→ WORK REQUIRED: Would you repeat the listing exactly but omit every picture?

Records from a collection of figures
## start

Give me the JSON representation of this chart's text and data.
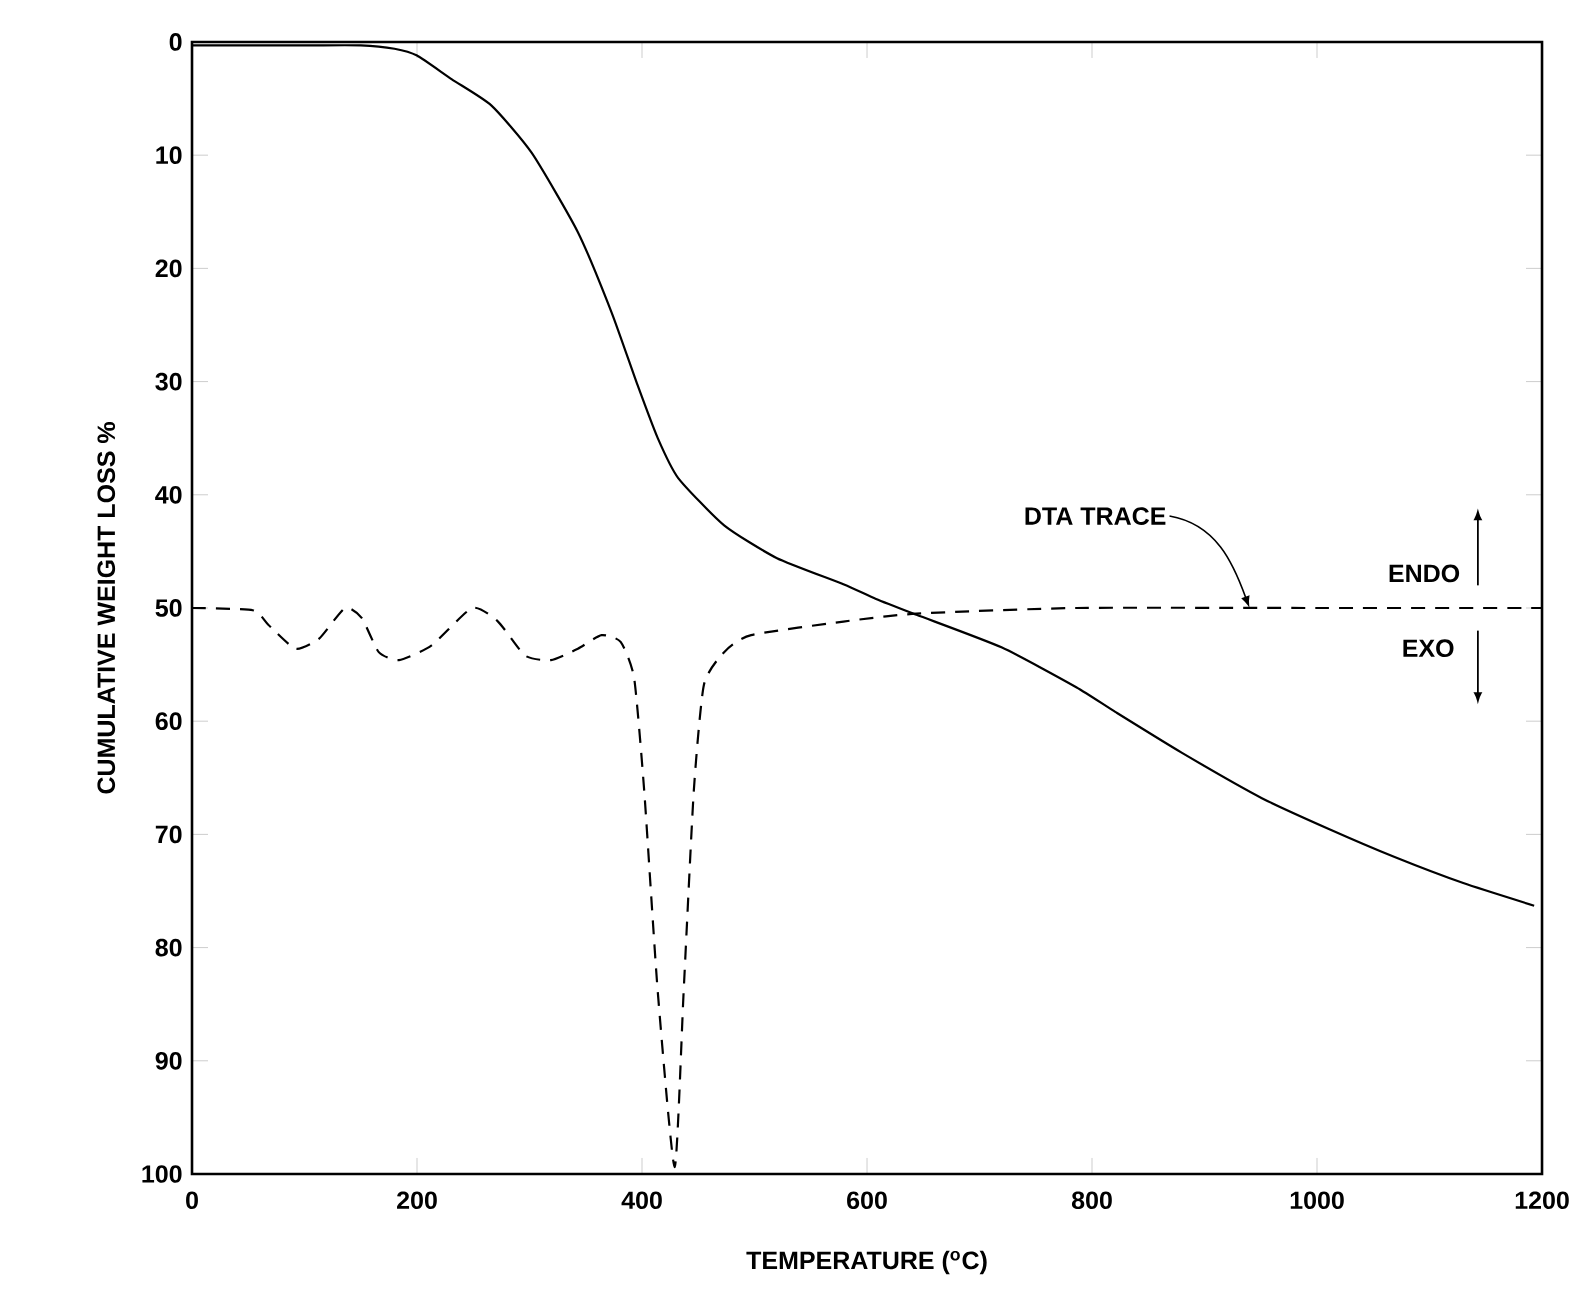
{
  "chart_data": {
    "type": "line",
    "xlabel": "TEMPERATURE ($^{o}$C)",
    "ylabel": "CUMULATIVE WEIGHT LOSS %",
    "xlim": [
      0,
      1200
    ],
    "ylim": [
      100,
      0
    ],
    "xticks": [
      0,
      200,
      400,
      600,
      800,
      1000,
      1200
    ],
    "yticks": [
      0,
      10,
      20,
      30,
      40,
      50,
      60,
      70,
      80,
      90,
      100
    ],
    "grid": false,
    "marker": "none",
    "series": [
      {
        "color": "#000000",
        "line_style": "solid",
        "x": [
          0,
          100,
          150,
          180,
          200,
          231,
          266,
          302,
          343,
          373,
          396,
          414,
          432,
          473,
          520,
          579,
          608,
          644,
          720,
          786,
          821,
          880,
          951,
          1010,
          1069,
          1130,
          1193
        ],
        "values": [
          0.3,
          0.3,
          0.3,
          0.6,
          1.2,
          3.3,
          5.6,
          9.8,
          16.8,
          23.9,
          30.3,
          35,
          38.5,
          42.7,
          45.6,
          47.9,
          49.2,
          50.6,
          53.5,
          57,
          59.2,
          62.8,
          66.8,
          69.5,
          72,
          74.3,
          76.3
        ]
      },
      {
        "color": "#000000",
        "line_style": "dashed",
        "x": [
          0,
          54,
          68,
          92,
          113,
          136,
          151,
          166,
          184,
          213,
          249,
          272,
          296,
          319,
          343,
          364,
          381,
          393,
          402,
          414,
          429,
          437,
          446,
          455,
          473,
          497,
          579,
          644,
          786,
          1000,
          1200
        ],
        "values": [
          50,
          50.2,
          51.5,
          53.6,
          52.7,
          50,
          50.9,
          53.9,
          54.6,
          53.3,
          50,
          51.2,
          54.2,
          54.6,
          53.6,
          52.4,
          53,
          56.2,
          66.2,
          83.9,
          99.4,
          83.9,
          66.2,
          56.8,
          53.9,
          52.4,
          51.2,
          50.5,
          50,
          50,
          50
        ]
      }
    ],
    "annotations": [
      {
        "text": "DTA TRACE",
        "x": 940,
        "y": 50
      },
      "ENDO",
      "EXO"
    ]
  }
}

## end

→ SOLUTION:
Give me the JSON representation of this chart's text and data.
{
  "chart_data": {
    "type": "line",
    "xlabel": "TEMPERATURE ($^{o}$C)",
    "ylabel": "CUMULATIVE WEIGHT LOSS %",
    "xlim": [
      0,
      1200
    ],
    "ylim": [
      100,
      0
    ],
    "xticks": [
      0,
      200,
      400,
      600,
      800,
      1000,
      1200
    ],
    "yticks": [
      0,
      10,
      20,
      30,
      40,
      50,
      60,
      70,
      80,
      90,
      100
    ],
    "grid": false,
    "marker": "none",
    "series": [
      {
        "color": "#000000",
        "line_style": "solid",
        "x": [
          0,
          100,
          150,
          180,
          200,
          231,
          266,
          302,
          343,
          373,
          396,
          414,
          432,
          473,
          520,
          579,
          608,
          644,
          720,
          786,
          821,
          880,
          951,
          1010,
          1069,
          1130,
          1193
        ],
        "values": [
          0.3,
          0.3,
          0.3,
          0.6,
          1.2,
          3.3,
          5.6,
          9.8,
          16.8,
          23.9,
          30.3,
          35,
          38.5,
          42.7,
          45.6,
          47.9,
          49.2,
          50.6,
          53.5,
          57,
          59.2,
          62.8,
          66.8,
          69.5,
          72,
          74.3,
          76.3
        ]
      },
      {
        "color": "#000000",
        "line_style": "dashed",
        "x": [
          0,
          54,
          68,
          92,
          113,
          136,
          151,
          166,
          184,
          213,
          249,
          272,
          296,
          319,
          343,
          364,
          381,
          393,
          402,
          414,
          429,
          437,
          446,
          455,
          473,
          497,
          579,
          644,
          786,
          1000,
          1200
        ],
        "values": [
          50,
          50.2,
          51.5,
          53.6,
          52.7,
          50,
          50.9,
          53.9,
          54.6,
          53.3,
          50,
          51.2,
          54.2,
          54.6,
          53.6,
          52.4,
          53,
          56.2,
          66.2,
          83.9,
          99.4,
          83.9,
          66.2,
          56.8,
          53.9,
          52.4,
          51.2,
          50.5,
          50,
          50,
          50
        ]
      }
    ],
    "annotations": [
      {
        "text": "DTA TRACE",
        "x": 940,
        "y": 50
      },
      "ENDO",
      "EXO"
    ]
  }
}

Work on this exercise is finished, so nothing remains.